:: EXERCISE DETAILS ::
Read the listing and extract each line that includes the word "Wavenumber".

:: Dataset excerpt ::
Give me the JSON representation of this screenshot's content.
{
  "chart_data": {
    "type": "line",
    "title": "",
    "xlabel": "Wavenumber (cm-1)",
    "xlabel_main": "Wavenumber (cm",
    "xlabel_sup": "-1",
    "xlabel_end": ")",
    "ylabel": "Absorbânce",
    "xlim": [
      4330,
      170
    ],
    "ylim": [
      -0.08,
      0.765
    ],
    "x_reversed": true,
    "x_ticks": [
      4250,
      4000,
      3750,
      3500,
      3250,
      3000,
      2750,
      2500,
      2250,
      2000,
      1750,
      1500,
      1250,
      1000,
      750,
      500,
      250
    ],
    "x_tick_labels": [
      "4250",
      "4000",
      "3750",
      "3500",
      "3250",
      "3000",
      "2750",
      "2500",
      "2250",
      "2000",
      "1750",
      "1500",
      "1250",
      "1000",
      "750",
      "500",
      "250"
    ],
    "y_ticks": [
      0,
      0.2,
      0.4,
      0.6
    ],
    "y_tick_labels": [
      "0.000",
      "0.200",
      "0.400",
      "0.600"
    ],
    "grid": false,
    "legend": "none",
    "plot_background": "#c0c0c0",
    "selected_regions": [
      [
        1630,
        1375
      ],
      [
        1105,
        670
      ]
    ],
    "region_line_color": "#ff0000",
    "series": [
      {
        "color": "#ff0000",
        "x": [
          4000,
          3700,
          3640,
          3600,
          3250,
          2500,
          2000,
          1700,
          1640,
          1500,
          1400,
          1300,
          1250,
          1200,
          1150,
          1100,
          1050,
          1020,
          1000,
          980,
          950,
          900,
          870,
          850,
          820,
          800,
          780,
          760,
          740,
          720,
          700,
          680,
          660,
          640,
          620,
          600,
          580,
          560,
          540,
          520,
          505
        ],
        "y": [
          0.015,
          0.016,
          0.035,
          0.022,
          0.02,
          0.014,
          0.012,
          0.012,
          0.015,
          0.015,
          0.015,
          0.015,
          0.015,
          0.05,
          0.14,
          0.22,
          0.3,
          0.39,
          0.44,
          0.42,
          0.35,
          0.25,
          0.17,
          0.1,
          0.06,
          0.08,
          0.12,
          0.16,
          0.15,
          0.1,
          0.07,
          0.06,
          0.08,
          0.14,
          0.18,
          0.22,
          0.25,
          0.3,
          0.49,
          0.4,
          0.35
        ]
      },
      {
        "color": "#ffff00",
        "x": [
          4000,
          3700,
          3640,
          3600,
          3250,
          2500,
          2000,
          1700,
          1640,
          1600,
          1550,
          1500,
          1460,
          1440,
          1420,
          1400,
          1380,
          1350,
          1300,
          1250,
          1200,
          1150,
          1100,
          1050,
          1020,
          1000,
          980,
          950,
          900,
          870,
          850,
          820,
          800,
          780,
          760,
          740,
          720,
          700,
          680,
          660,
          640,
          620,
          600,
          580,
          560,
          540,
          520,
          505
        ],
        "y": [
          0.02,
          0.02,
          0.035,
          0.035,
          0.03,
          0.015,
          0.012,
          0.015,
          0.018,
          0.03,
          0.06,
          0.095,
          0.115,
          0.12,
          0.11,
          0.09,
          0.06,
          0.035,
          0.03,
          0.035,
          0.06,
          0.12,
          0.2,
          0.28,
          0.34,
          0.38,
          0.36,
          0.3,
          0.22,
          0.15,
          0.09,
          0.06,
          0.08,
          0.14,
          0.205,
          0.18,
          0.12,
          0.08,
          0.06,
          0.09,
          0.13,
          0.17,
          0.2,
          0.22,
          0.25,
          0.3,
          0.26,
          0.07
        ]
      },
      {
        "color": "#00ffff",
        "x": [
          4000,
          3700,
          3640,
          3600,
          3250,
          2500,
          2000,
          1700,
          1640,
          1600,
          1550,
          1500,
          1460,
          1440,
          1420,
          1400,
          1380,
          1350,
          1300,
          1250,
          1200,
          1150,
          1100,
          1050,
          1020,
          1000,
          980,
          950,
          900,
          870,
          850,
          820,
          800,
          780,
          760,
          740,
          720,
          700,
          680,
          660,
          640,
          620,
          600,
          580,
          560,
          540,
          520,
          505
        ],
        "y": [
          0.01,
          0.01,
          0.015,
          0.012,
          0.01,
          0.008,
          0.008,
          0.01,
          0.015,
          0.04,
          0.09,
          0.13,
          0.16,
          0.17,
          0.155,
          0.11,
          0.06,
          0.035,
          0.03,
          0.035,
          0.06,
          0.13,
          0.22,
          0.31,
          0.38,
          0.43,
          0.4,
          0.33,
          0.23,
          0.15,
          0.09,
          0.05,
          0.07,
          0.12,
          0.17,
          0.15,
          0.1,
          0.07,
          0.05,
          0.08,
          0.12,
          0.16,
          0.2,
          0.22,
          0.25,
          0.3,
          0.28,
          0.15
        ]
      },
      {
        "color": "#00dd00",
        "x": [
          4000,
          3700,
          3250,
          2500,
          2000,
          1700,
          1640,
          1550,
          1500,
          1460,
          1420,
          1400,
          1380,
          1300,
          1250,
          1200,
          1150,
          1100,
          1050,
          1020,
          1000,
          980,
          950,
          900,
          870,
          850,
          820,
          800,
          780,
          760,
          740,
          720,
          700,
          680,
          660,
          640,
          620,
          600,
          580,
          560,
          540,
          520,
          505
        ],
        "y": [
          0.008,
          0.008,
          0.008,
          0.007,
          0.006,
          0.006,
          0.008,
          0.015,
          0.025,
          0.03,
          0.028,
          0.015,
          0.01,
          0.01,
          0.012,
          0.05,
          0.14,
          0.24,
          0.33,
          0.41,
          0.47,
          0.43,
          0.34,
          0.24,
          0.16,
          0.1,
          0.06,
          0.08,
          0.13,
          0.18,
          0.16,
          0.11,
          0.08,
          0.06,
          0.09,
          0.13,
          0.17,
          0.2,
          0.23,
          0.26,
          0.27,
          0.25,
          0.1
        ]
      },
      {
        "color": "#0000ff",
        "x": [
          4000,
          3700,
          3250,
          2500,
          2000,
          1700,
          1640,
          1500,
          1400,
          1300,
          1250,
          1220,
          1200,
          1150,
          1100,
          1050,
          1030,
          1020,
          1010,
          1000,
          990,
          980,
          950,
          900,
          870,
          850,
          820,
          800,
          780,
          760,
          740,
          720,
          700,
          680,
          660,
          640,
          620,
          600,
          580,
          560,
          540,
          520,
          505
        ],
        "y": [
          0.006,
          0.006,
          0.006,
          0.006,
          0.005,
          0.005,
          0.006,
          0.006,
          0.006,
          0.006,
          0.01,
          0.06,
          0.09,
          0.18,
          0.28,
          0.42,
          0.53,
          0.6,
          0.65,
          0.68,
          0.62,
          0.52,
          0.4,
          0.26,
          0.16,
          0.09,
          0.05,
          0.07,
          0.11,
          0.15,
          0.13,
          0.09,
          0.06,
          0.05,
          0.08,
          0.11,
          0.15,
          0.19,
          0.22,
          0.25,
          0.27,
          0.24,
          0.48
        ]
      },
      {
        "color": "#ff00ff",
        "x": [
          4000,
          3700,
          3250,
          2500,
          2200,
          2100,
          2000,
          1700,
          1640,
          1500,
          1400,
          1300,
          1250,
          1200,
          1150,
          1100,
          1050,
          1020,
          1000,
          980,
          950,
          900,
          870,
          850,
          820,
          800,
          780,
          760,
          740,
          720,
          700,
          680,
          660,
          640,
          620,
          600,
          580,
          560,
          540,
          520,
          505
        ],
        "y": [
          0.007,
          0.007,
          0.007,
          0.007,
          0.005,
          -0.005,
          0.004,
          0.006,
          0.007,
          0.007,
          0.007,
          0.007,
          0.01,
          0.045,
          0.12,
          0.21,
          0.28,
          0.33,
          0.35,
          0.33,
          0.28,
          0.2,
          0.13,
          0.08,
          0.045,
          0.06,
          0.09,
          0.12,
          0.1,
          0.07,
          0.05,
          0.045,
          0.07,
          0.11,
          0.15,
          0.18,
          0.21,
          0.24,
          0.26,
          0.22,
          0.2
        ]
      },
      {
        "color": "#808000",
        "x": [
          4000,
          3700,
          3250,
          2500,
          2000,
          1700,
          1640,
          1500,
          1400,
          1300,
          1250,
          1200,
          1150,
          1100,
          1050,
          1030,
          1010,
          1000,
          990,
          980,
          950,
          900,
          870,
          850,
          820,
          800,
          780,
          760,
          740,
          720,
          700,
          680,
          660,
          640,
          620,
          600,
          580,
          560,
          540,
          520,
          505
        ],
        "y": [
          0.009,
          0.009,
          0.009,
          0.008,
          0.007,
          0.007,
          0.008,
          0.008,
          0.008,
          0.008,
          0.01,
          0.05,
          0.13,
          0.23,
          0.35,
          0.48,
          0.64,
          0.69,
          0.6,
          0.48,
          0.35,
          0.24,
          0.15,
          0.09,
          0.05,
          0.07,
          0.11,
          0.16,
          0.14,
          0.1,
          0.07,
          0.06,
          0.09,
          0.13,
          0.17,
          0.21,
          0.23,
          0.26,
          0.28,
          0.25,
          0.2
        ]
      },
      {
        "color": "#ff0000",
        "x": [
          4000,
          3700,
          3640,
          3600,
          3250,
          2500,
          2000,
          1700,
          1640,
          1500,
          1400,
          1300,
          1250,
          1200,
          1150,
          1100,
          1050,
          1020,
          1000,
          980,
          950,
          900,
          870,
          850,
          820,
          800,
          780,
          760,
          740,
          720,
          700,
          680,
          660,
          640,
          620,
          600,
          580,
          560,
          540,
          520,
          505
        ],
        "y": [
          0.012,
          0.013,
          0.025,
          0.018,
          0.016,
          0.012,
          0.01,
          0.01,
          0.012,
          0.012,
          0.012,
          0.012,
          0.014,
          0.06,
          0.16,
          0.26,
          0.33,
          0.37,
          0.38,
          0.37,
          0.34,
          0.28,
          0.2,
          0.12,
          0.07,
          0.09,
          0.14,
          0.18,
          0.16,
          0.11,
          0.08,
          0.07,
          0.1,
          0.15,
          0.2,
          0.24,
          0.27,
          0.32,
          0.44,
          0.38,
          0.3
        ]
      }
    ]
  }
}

:: RESULT FOR THIS EXERCISE ::
    "xlabel": "Wavenumber (cm-1)",
    "xlabel_main": "Wavenumber (cm",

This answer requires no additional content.